**EXERCISE TASK**.
Return all lines from the listing below in which the string "заслуги" occurs.

========================================================================

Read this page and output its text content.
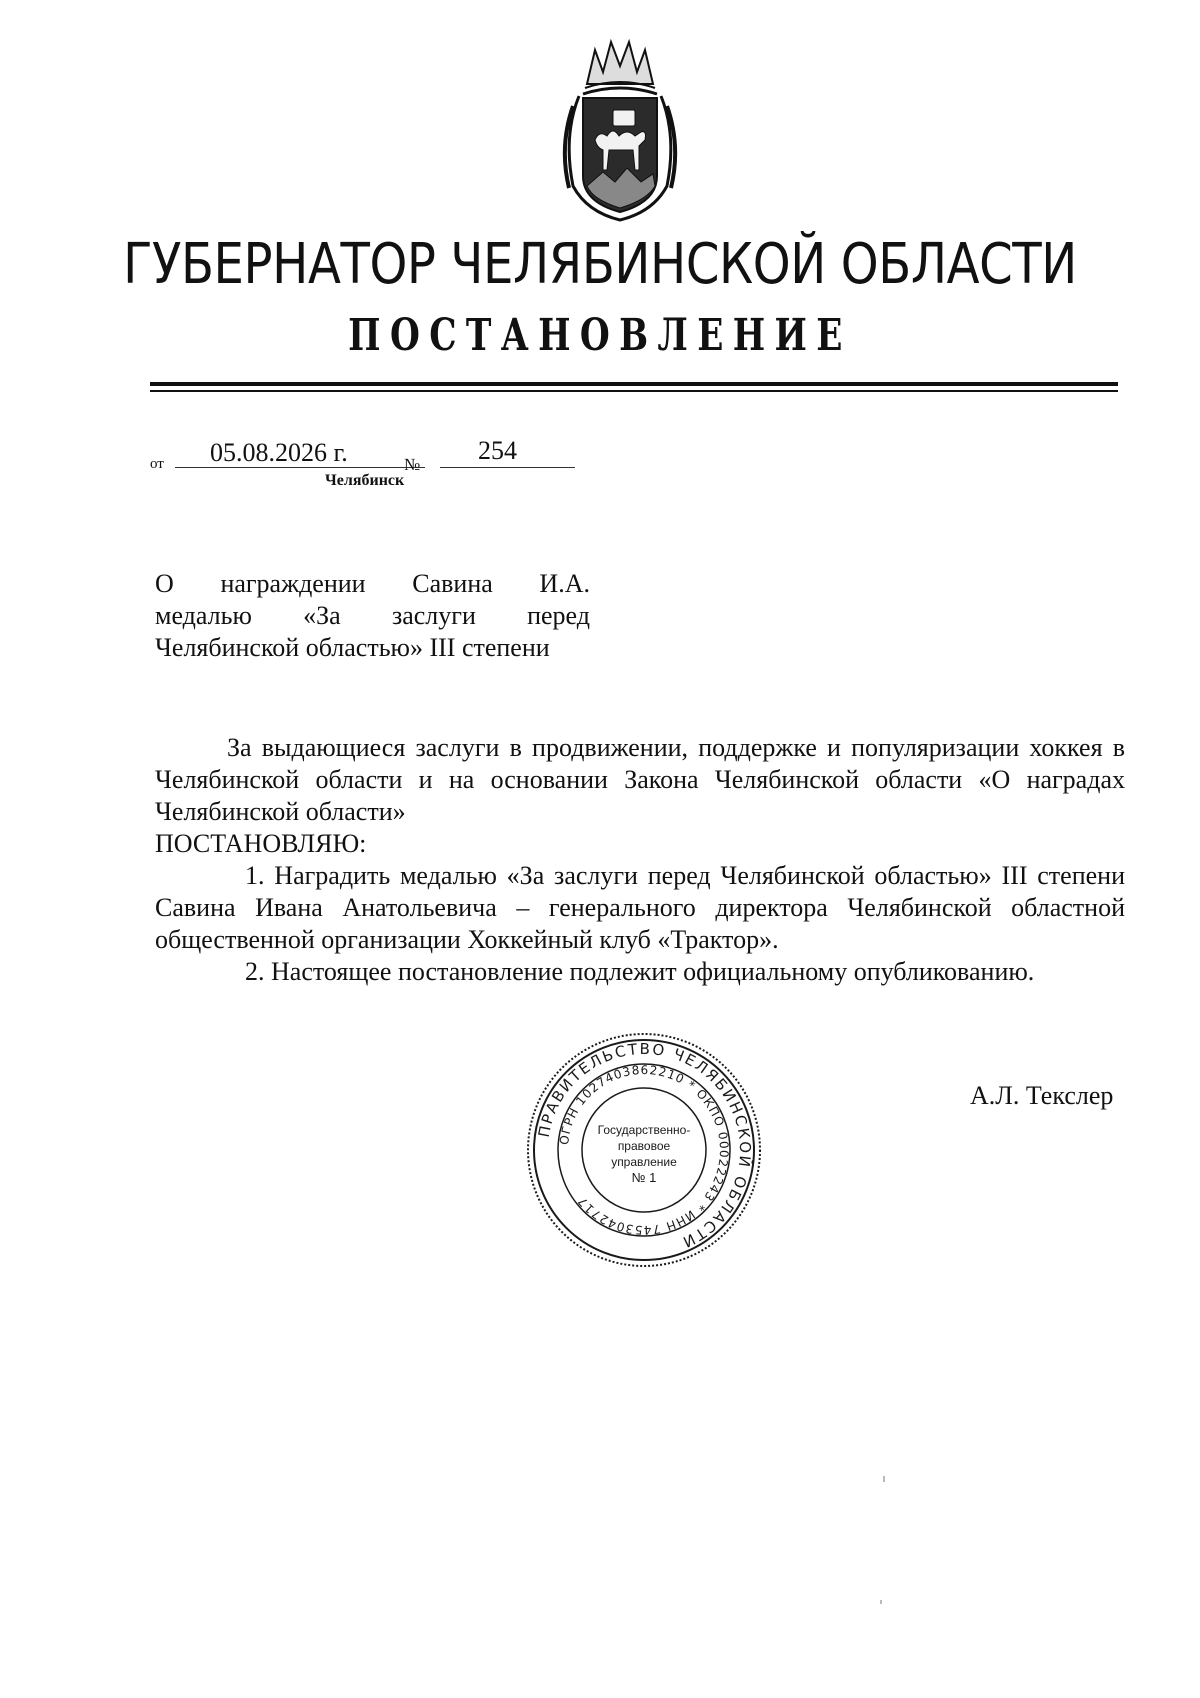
ГУБЕРНАТОР ЧЕЛЯБИНСКОЙ ОБЛАСТИ
ПОСТАНОВЛЕНИЕ
от 05.08.2026 г.	№ 254
Челябинск
О награждении Савина И.А.
медалью «За заслуги перед
Челябинской областью» III степени
За выдающиеся заслуги в продвижении, поддержке и популяризации хоккея в Челябинской области и на основании Закона Челябинской области «О наградах Челябинской области»
ПОСТАНОВЛЯЮ:
1. Наградить медалью «За заслуги перед Челябинской областью» III степени Савина Ивана Анатольевича – генерального директора Челябинской областной общественной организации Хоккейный клуб «Трактор».
2. Настоящее постановление подлежит официальному опубликованию.
ПРАВИТЕЛЬСТВО ЧЕЛЯБИНСКОЙ ОБЛАСТИ
ОГРН 1027403862210 * ОКПО 00022243 * ИНН 7453042717
Государственно-
правовое
управление
№ 1
А.Л. Текслер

========================================================================

**SOLUTION FOR THIS PROBLEM**.
медалью «За заслуги перед
За выдающиеся заслуги в продвижении, поддержке и популяризации хоккея в Челябинской области и на основании Закона Челябинской области «О наградах Челябинской области»
1. Наградить медалью «За заслуги перед Челябинской областью» III степени Савина Ивана Анатольевича – генерального директора Челябинской областной общественной организации Хоккейный клуб «Трактор».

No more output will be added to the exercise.